▸ BRIEF: Transcribe the records that follow in their entirety, omitting any pictures.

▸ GIVEN RECORDS:
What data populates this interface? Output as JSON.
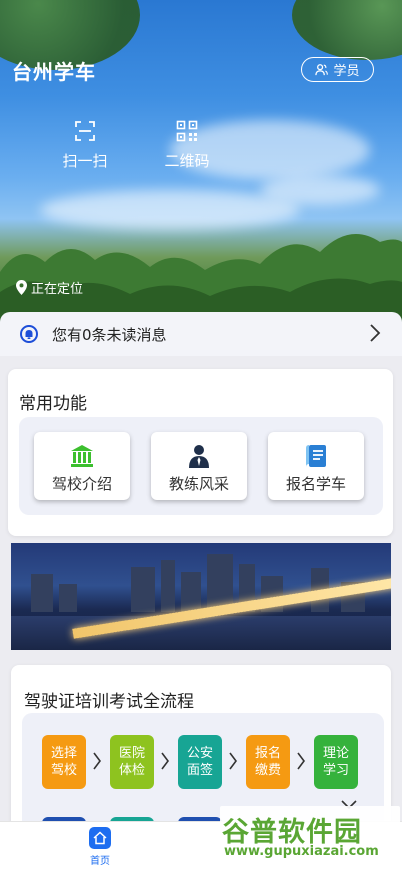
{
  "header": {
    "app_title": "台州学车",
    "role_button": "学员",
    "quick_actions": [
      {
        "label": "扫一扫",
        "icon": "scan-icon"
      },
      {
        "label": "二维码",
        "icon": "qrcode-icon"
      }
    ],
    "location_text": "正在定位"
  },
  "notice": {
    "text": "您有0条未读消息",
    "icon": "bell-icon"
  },
  "common": {
    "title": "常用功能",
    "items": [
      {
        "label": "驾校介绍",
        "icon": "school-building-icon",
        "color": "#3cbf2e"
      },
      {
        "label": "教练风采",
        "icon": "coach-person-icon",
        "color": "#1f2f4a"
      },
      {
        "label": "报名学车",
        "icon": "signup-form-icon",
        "color": "#2a7fd4"
      }
    ]
  },
  "process": {
    "title": "驾驶证培训考试全流程",
    "steps": [
      {
        "label": "选择驾校",
        "color": "#f59a12"
      },
      {
        "label": "医院体检",
        "color": "#8ec31f"
      },
      {
        "label": "公安面签",
        "color": "#17a594"
      },
      {
        "label": "报名缴费",
        "color": "#f59a12"
      },
      {
        "label": "理论学习",
        "color": "#35b23c"
      }
    ]
  },
  "tabbar": {
    "home_label": "首页"
  },
  "watermark": {
    "brand": "谷普软件园",
    "url": "www.gupuxiazai.com"
  },
  "colors": {
    "accent": "#1d6df0",
    "panel_bg": "#eef0f8"
  }
}
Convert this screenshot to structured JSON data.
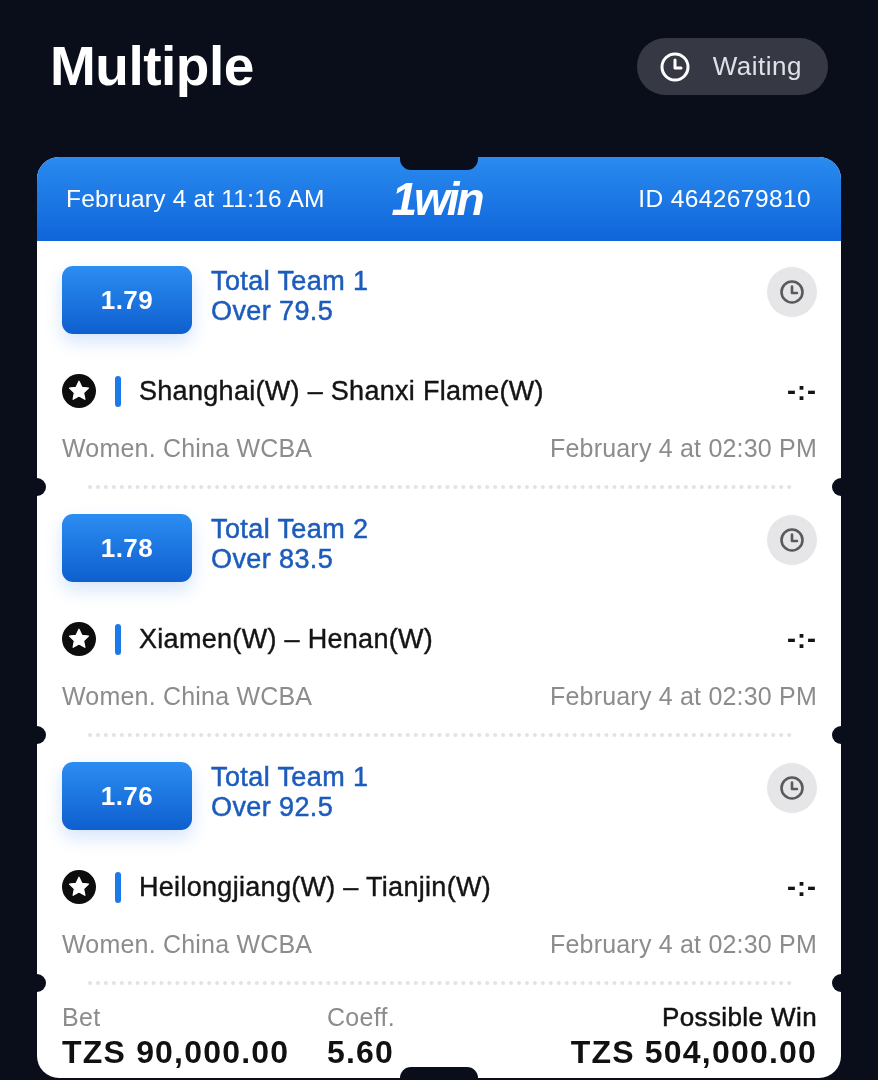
{
  "page": {
    "title": "Multiple",
    "status": {
      "label": "Waiting"
    }
  },
  "ticket": {
    "date": "February 4 at 11:16 AM",
    "logo": "1win",
    "id": "ID 4642679810",
    "bets": [
      {
        "odds": "1.79",
        "market": "Total Team 1",
        "outcome": "Over 79.5",
        "match": "Shanghai(W) – Shanxi Flame(W)",
        "score": "-:-",
        "league": "Women. China WCBA",
        "start": "February 4 at 02:30 PM"
      },
      {
        "odds": "1.78",
        "market": "Total Team 2",
        "outcome": "Over 83.5",
        "match": "Xiamen(W) – Henan(W)",
        "score": "-:-",
        "league": "Women. China WCBA",
        "start": "February 4 at 02:30 PM"
      },
      {
        "odds": "1.76",
        "market": "Total Team 1",
        "outcome": "Over 92.5",
        "match": "Heilongjiang(W) – Tianjin(W)",
        "score": "-:-",
        "league": "Women. China WCBA",
        "start": "February 4 at 02:30 PM"
      }
    ],
    "summary": {
      "bet_label": "Bet",
      "bet": "TZS 90,000.00",
      "coeff_label": "Coeff.",
      "coeff": "5.60",
      "win_label": "Possible Win",
      "win": "TZS 504,000.00"
    }
  }
}
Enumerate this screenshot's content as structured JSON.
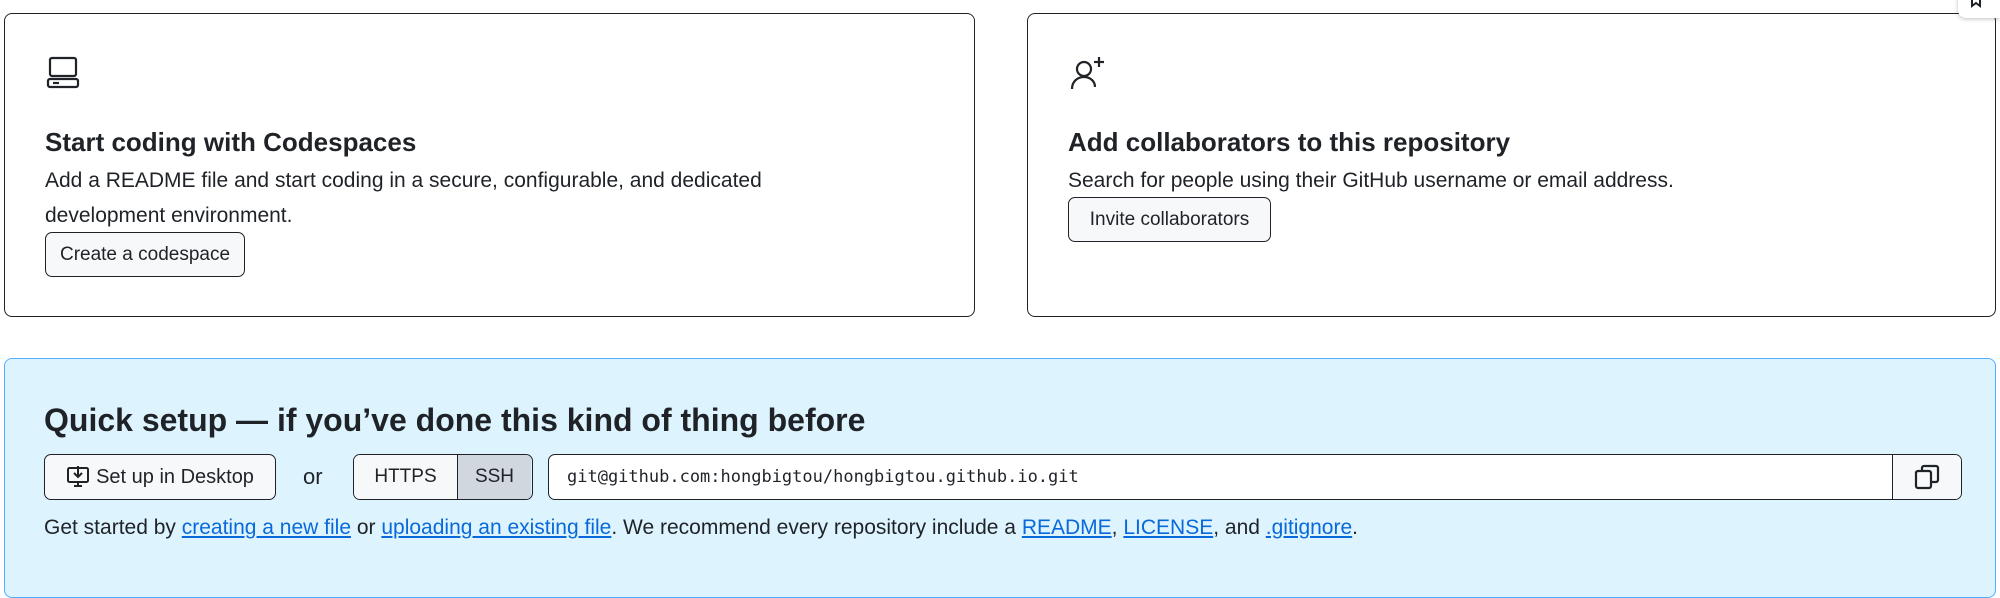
{
  "codespaces_card": {
    "icon": "device-desktop-icon",
    "title": "Start coding with Codespaces",
    "description": "Add a README file and start coding in a secure, configurable, and dedicated development environment.",
    "button_label": "Create a codespace"
  },
  "collaborators_card": {
    "icon": "person-add-icon",
    "title": "Add collaborators to this repository",
    "description": "Search for people using their GitHub username or email address.",
    "button_label": "Invite collaborators"
  },
  "quick_setup": {
    "title": "Quick setup — if you’ve done this kind of thing before",
    "desktop_button_label": "Set up in Desktop",
    "or_label": "or",
    "protocols": [
      "HTTPS",
      "SSH"
    ],
    "selected_protocol": "SSH",
    "clone_url": "git@github.com:hongbigtou/hongbigtou.github.io.git",
    "copy_icon": "copy-icon",
    "help": {
      "prefix": "Get started by ",
      "link_new_file": "creating a new file",
      "mid1": " or ",
      "link_upload": "uploading an existing file",
      "mid2": ". We recommend every repository include a ",
      "link_readme": "README",
      "sep1": ", ",
      "link_license": "LICENSE",
      "sep2": ", and ",
      "link_gitignore": ".gitignore",
      "suffix": "."
    }
  },
  "colors": {
    "accent": "#0969da",
    "quick_setup_bg": "#ddf4ff",
    "quick_setup_border": "#54aeff"
  }
}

▸ TASK ANSWER:
What data populates this interface? Output as JSON.
{
  "header": {
    "app_title": "台州学车",
    "role_button": "学员",
    "quick_actions": [
      {
        "label": "扫一扫",
        "icon": "scan-icon"
      },
      {
        "label": "二维码",
        "icon": "qrcode-icon"
      }
    ],
    "location_text": "正在定位"
  },
  "notice": {
    "text": "您有0条未读消息",
    "icon": "bell-icon"
  },
  "common": {
    "title": "常用功能",
    "items": [
      {
        "label": "驾校介绍",
        "icon": "school-building-icon",
        "color": "#3cbf2e"
      },
      {
        "label": "教练风采",
        "icon": "coach-person-icon",
        "color": "#1f2f4a"
      },
      {
        "label": "报名学车",
        "icon": "signup-form-icon",
        "color": "#2a7fd4"
      }
    ]
  },
  "process": {
    "title": "驾驶证培训考试全流程",
    "steps": [
      {
        "label": "选择驾校",
        "color": "#f59a12"
      },
      {
        "label": "医院体检",
        "color": "#8ec31f"
      },
      {
        "label": "公安面签",
        "color": "#17a594"
      },
      {
        "label": "报名缴费",
        "color": "#f59a12"
      },
      {
        "label": "理论学习",
        "color": "#35b23c"
      }
    ]
  },
  "tabbar": {
    "home_label": "首页"
  },
  "watermark": {
    "brand": "谷普软件园",
    "url": "www.gupuxiazai.com"
  },
  "colors": {
    "accent": "#1d6df0",
    "panel_bg": "#eef0f8"
  }
}
Convert this screenshot to structured JSON data.
{
  "page": {
    "title": "Multiple",
    "status": {
      "label": "Waiting"
    }
  },
  "ticket": {
    "date": "February 4 at 11:16 AM",
    "logo": "1win",
    "id": "ID 4642679810",
    "bets": [
      {
        "odds": "1.79",
        "market": "Total Team 1",
        "outcome": "Over 79.5",
        "match": "Shanghai(W) – Shanxi Flame(W)",
        "score": "-:-",
        "league": "Women. China WCBA",
        "start": "February 4 at 02:30 PM"
      },
      {
        "odds": "1.78",
        "market": "Total Team 2",
        "outcome": "Over 83.5",
        "match": "Xiamen(W) – Henan(W)",
        "score": "-:-",
        "league": "Women. China WCBA",
        "start": "February 4 at 02:30 PM"
      },
      {
        "odds": "1.76",
        "market": "Total Team 1",
        "outcome": "Over 92.5",
        "match": "Heilongjiang(W) – Tianjin(W)",
        "score": "-:-",
        "league": "Women. China WCBA",
        "start": "February 4 at 02:30 PM"
      }
    ],
    "summary": {
      "bet_label": "Bet",
      "bet": "TZS 90,000.00",
      "coeff_label": "Coeff.",
      "coeff": "5.60",
      "win_label": "Possible Win",
      "win": "TZS 504,000.00"
    }
  }
}
Enumerate this screenshot's content as structured JSON.
{
  "codespaces_card": {
    "icon": "device-desktop-icon",
    "title": "Start coding with Codespaces",
    "description": "Add a README file and start coding in a secure, configurable, and dedicated development environment.",
    "button_label": "Create a codespace"
  },
  "collaborators_card": {
    "icon": "person-add-icon",
    "title": "Add collaborators to this repository",
    "description": "Search for people using their GitHub username or email address.",
    "button_label": "Invite collaborators"
  },
  "quick_setup": {
    "title": "Quick setup — if you’ve done this kind of thing before",
    "desktop_button_label": "Set up in Desktop",
    "or_label": "or",
    "protocols": [
      "HTTPS",
      "SSH"
    ],
    "selected_protocol": "SSH",
    "clone_url": "git@github.com:hongbigtou/hongbigtou.github.io.git",
    "copy_icon": "copy-icon",
    "help": {
      "prefix": "Get started by ",
      "link_new_file": "creating a new file",
      "mid1": " or ",
      "link_upload": "uploading an existing file",
      "mid2": ". We recommend every repository include a ",
      "link_readme": "README",
      "sep1": ", ",
      "link_license": "LICENSE",
      "sep2": ", and ",
      "link_gitignore": ".gitignore",
      "suffix": "."
    }
  },
  "colors": {
    "accent": "#0969da",
    "quick_setup_bg": "#ddf4ff",
    "quick_setup_border": "#54aeff"
  }
}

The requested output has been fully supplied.